Report the total number of lines that include the string "American", without any other text.

===

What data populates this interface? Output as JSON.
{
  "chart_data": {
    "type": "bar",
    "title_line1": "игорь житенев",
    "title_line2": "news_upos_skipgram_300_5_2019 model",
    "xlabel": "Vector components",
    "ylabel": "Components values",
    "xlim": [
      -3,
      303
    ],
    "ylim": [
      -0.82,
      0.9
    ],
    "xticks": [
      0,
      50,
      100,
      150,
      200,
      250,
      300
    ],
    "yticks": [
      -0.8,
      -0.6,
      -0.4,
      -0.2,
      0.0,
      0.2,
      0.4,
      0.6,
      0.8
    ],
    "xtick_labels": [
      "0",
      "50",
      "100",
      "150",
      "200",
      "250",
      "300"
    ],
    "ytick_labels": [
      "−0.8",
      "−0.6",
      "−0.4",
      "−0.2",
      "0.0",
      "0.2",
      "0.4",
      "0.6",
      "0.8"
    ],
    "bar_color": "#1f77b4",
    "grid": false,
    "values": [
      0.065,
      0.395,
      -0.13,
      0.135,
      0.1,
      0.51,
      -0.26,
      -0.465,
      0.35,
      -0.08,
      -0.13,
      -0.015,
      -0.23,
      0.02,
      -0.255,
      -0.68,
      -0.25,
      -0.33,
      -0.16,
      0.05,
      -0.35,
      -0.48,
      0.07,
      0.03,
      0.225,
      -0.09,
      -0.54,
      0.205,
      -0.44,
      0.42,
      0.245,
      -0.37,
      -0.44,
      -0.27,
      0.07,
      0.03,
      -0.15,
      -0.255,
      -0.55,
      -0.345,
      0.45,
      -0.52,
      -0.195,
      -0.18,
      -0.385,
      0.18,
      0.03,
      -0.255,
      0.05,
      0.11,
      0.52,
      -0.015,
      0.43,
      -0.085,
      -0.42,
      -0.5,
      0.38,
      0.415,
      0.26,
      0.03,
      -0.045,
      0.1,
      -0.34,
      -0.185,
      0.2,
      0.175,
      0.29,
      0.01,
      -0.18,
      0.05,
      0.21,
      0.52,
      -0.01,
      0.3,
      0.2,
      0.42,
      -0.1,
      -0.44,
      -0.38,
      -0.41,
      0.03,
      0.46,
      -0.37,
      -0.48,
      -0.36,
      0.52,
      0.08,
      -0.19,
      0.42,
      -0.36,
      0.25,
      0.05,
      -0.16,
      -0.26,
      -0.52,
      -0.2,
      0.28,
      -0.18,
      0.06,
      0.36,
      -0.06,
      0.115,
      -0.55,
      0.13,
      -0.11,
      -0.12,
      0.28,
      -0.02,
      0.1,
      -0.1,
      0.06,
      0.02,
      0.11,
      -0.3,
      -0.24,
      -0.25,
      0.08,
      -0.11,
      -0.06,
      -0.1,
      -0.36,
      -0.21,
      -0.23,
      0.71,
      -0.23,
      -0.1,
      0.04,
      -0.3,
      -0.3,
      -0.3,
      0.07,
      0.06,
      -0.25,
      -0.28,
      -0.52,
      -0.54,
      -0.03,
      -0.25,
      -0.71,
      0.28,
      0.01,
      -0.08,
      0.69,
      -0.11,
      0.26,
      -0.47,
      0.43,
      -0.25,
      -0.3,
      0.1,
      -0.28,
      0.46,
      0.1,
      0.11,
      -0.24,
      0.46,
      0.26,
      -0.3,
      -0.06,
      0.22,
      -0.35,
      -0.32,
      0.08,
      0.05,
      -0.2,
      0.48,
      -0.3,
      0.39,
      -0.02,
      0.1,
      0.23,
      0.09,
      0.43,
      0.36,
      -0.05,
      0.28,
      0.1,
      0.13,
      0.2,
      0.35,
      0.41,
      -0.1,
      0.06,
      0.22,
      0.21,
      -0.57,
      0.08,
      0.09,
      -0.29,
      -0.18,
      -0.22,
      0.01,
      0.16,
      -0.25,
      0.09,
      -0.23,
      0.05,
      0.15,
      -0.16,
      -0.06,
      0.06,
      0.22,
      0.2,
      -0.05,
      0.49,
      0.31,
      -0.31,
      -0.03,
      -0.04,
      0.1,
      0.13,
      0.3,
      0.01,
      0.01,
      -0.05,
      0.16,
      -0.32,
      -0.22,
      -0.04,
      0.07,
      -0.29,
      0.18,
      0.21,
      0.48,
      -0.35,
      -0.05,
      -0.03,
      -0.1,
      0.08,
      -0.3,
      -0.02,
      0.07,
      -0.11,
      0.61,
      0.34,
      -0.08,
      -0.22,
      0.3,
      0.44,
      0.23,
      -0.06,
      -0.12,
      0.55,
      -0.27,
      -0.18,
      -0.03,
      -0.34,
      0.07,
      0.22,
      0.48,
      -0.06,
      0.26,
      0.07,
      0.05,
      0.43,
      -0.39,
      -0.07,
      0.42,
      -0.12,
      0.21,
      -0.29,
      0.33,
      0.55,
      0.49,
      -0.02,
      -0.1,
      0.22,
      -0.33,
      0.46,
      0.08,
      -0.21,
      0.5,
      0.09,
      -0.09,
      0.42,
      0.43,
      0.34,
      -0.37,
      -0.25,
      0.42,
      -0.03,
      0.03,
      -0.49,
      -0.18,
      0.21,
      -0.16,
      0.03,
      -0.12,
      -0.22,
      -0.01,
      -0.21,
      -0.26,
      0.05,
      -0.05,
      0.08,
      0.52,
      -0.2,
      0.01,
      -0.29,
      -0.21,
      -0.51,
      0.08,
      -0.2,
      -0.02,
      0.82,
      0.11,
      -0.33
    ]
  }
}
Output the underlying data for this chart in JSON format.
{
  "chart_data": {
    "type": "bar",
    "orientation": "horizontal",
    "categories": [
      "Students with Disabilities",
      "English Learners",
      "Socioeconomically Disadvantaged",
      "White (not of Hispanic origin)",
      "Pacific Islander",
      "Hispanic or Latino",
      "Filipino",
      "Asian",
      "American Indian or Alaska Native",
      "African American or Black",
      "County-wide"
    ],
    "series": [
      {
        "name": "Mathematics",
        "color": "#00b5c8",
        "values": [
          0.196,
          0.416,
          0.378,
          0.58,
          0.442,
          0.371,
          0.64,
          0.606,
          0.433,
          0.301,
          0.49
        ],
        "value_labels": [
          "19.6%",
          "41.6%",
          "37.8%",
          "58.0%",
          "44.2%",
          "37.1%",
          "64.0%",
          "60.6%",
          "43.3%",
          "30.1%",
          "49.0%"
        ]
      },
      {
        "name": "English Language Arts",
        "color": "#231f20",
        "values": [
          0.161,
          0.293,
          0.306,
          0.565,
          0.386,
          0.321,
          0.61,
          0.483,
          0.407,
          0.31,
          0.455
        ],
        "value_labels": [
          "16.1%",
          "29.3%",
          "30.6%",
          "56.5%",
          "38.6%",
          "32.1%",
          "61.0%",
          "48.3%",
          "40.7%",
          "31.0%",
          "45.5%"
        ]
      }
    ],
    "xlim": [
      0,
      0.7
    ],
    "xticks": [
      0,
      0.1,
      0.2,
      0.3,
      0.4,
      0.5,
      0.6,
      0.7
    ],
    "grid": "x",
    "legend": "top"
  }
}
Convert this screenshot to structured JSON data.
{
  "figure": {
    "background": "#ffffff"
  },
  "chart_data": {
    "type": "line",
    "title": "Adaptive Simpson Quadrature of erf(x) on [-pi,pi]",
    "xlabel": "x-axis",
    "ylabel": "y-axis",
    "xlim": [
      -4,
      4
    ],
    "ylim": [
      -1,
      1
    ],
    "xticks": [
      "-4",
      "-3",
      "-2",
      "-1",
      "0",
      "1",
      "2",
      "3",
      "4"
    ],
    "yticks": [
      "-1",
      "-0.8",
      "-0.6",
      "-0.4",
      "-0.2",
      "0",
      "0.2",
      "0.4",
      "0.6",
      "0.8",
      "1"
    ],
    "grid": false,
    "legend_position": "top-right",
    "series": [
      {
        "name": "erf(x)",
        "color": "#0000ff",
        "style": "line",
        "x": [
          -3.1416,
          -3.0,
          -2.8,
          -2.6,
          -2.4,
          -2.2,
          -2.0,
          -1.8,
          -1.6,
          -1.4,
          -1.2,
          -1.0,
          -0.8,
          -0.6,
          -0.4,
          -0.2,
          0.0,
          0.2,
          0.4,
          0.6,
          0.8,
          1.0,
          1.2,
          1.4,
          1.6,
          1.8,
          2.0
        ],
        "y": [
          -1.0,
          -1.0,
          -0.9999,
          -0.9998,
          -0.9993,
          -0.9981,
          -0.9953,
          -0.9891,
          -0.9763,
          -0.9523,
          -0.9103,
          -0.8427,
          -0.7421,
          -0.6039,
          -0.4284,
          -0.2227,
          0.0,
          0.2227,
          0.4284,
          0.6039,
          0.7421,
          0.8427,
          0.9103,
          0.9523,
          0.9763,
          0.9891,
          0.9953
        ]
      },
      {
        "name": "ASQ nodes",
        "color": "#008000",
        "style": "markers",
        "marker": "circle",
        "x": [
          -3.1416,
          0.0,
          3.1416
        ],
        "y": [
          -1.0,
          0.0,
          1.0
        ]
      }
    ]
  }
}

===

ANSWER BELOW
2